* _Selected passage_:
************

Book Review: Grand Prix Circuits by Maurice Hamilton
:
Positives
Negatives
With the upcoming return of the Dutch and Vietnamese GP for next year’s F1 season, the current debate is on whether the calendar is too full. As the European heritage tracks make way for Tilke designed tracks and street circuits, its often forgotten just how many circuits have hosted Grand Prix. Maurice Hamilton’s “Grand Prix Circuits” is one of many books that have attempted to cover all past F1 circuits.
At 300pages, this book has a relatively simple structure – for every track that has held a Grand Prix race from the first 1922 race at Monza to 2014 Sochi circuit in Russia – there is a brief 1 page summary of the track history, a 1 page archival photo and a double page spread of the circuit layout. The layout pages also include basic stats – including length, corners, lap record, driver with the most wins and memorable race events.
The book has the usual obligatory foreword – this one is by Sir Jackie Stewart.

************

* _Aim A_: Can you rewrite the paragraph of the book review that begins "At 300pages, this book" as a short bulleted list that keeps its main facts?
* _Aim B_: According to the book review, who wrote the foreword to "Grand Prix Circuits"?

* _Given information_:

************

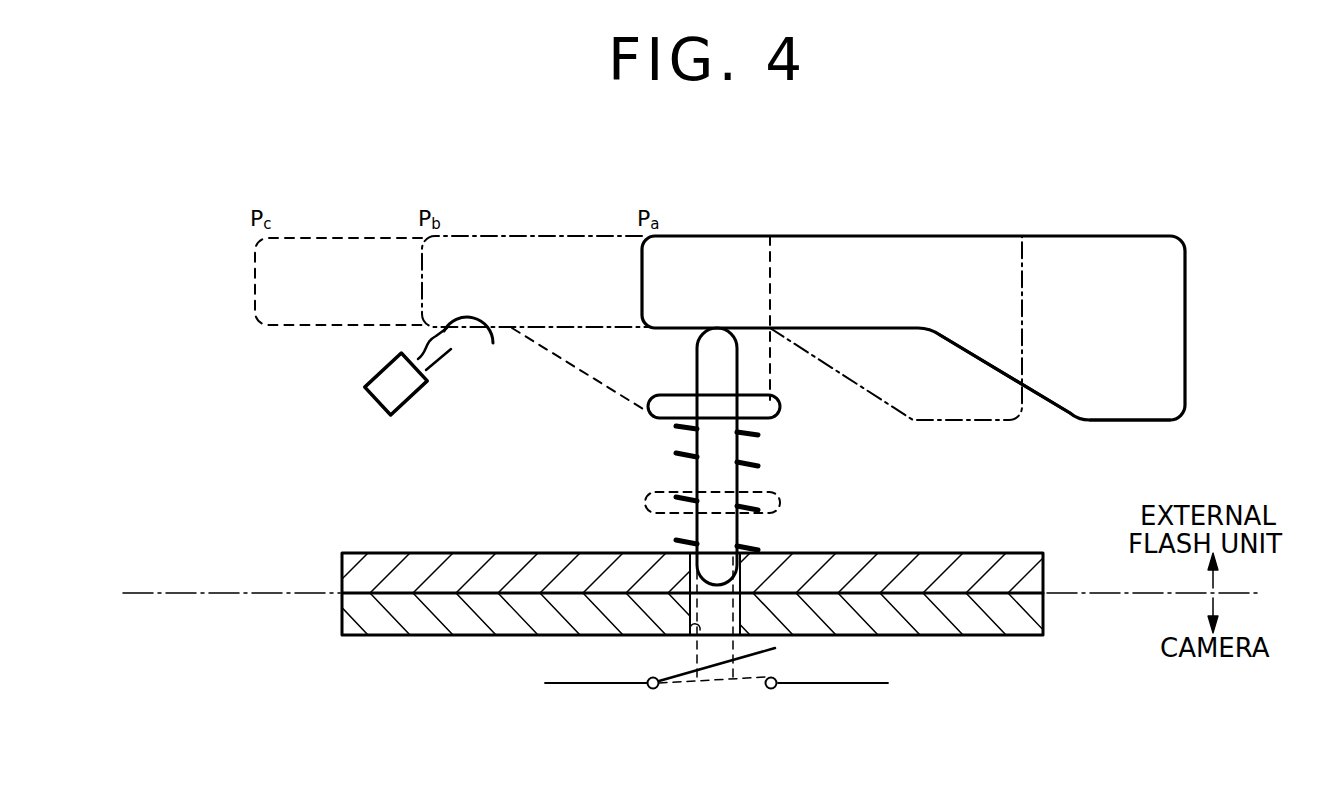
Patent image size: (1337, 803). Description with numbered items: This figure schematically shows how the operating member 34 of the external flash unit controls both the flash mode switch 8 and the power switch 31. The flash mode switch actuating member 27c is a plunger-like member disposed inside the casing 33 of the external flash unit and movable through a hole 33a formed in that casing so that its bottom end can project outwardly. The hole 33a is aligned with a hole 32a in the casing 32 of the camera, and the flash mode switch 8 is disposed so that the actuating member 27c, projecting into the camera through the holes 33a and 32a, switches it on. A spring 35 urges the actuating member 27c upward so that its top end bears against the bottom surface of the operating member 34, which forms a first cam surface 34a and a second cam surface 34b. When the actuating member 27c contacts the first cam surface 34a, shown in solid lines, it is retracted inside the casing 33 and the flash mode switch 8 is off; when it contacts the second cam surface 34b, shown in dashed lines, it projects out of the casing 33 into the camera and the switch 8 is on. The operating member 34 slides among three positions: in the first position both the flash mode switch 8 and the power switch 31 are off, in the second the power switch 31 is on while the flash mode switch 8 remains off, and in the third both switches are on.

The operating member 34 is at (1089, 238).
The first cam surface 34a is at (926, 330).
The second cam surface 34b is at (1122, 422).
The flash mode switch actuating member 27c is at (697, 352).
The power switch 31 is at (378, 396).
The spring 35 is at (663, 455).
The casing of the external flash unit 33 is at (932, 553).
The hole in the flash unit casing 33a is at (740, 580).
The casing of the camera 32 is at (966, 637).
The hole in the camera casing 32a is at (695, 634).
The flash mode switch 8 is at (728, 687).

************

* _Exercise result A_:
- The book is 300 pages long with a simple structure.
- It covers every track that has held a Grand Prix, from the first race at Monza in 1922 to the Sochi circuit in Russia in 2014.
- Each track gets a one-page history, a one-page archival photo, and a double-page spread of the circuit layout.
- The layout pages give basic stats: length, corners, lap record, the driver with the most wins, and memorable race events.

* _Exercise result B_: Sir Jackie Stewart.